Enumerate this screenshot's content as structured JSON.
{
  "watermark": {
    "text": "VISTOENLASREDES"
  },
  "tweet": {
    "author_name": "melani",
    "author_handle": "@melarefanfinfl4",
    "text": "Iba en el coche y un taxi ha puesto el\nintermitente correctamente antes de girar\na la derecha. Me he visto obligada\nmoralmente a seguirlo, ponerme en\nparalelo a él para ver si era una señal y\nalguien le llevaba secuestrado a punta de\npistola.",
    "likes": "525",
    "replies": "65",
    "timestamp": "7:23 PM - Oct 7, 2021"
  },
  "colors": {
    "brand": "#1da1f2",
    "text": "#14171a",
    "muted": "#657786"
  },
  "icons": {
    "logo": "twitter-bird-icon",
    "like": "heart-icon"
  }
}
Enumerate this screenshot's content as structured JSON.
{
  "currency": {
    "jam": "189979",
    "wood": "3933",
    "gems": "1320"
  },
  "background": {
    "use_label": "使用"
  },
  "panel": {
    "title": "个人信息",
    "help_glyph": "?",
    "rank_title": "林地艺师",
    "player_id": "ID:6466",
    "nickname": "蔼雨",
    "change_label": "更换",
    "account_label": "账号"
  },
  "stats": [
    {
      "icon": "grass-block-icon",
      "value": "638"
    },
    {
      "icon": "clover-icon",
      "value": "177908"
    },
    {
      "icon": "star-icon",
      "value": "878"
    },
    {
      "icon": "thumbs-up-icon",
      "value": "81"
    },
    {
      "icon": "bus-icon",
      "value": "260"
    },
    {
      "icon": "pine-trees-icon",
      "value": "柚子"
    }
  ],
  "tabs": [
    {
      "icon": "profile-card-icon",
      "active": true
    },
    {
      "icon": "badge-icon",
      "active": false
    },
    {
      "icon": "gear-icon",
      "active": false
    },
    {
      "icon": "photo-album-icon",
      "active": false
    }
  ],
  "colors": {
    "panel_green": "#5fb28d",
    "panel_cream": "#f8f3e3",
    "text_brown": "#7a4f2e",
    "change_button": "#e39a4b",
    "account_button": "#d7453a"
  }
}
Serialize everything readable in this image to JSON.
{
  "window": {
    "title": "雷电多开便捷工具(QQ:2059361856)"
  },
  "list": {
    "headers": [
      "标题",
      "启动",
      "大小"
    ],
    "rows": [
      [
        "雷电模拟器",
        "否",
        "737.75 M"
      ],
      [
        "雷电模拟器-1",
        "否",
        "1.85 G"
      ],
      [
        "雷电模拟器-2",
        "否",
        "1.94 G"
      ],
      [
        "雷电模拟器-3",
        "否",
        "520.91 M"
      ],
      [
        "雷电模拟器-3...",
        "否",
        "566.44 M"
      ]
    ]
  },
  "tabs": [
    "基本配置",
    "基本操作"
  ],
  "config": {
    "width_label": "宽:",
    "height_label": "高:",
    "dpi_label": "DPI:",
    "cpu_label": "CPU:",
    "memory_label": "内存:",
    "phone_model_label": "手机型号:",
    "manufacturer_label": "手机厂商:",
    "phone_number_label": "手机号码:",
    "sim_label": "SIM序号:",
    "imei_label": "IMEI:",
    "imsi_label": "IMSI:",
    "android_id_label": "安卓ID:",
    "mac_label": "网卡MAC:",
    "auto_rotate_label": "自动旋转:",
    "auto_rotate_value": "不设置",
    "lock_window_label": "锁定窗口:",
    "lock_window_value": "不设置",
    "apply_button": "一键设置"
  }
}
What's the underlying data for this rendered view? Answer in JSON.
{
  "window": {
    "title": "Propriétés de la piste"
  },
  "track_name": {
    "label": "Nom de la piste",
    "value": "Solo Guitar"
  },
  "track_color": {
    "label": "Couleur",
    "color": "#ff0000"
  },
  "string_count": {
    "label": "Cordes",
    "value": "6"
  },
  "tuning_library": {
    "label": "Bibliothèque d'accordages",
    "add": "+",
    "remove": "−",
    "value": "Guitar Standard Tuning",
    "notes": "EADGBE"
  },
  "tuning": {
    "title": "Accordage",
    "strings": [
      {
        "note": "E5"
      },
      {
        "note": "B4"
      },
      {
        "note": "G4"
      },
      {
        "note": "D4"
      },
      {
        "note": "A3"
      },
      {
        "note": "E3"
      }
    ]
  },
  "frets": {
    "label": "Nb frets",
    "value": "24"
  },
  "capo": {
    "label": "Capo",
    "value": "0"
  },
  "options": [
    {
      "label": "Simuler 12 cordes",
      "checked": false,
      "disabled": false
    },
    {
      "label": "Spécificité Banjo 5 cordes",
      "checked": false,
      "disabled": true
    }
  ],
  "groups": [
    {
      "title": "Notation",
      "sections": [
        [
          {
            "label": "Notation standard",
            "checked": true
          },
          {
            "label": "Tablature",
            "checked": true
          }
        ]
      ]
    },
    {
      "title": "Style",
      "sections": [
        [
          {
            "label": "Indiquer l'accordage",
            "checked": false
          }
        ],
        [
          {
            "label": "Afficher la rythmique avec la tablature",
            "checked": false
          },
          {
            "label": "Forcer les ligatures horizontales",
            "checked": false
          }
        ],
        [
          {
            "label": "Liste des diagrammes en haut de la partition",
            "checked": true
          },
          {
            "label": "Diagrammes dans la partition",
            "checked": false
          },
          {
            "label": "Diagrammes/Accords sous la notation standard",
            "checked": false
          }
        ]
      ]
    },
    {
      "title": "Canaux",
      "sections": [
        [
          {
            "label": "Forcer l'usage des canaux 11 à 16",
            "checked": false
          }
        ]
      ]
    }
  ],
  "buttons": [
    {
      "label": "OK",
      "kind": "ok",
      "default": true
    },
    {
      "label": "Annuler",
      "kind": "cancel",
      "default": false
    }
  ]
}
☆ ☆ ☆ ☆ ☆
Copy each line above where the string "this" occurs.

Result of the task:
Enumerate this screenshot's content as structured JSON.
Enumerate this screenshot's content as structured JSON.
Serialize everything readable in this image to JSON.
What's the underlying data for this rendered view? Answer in JSON.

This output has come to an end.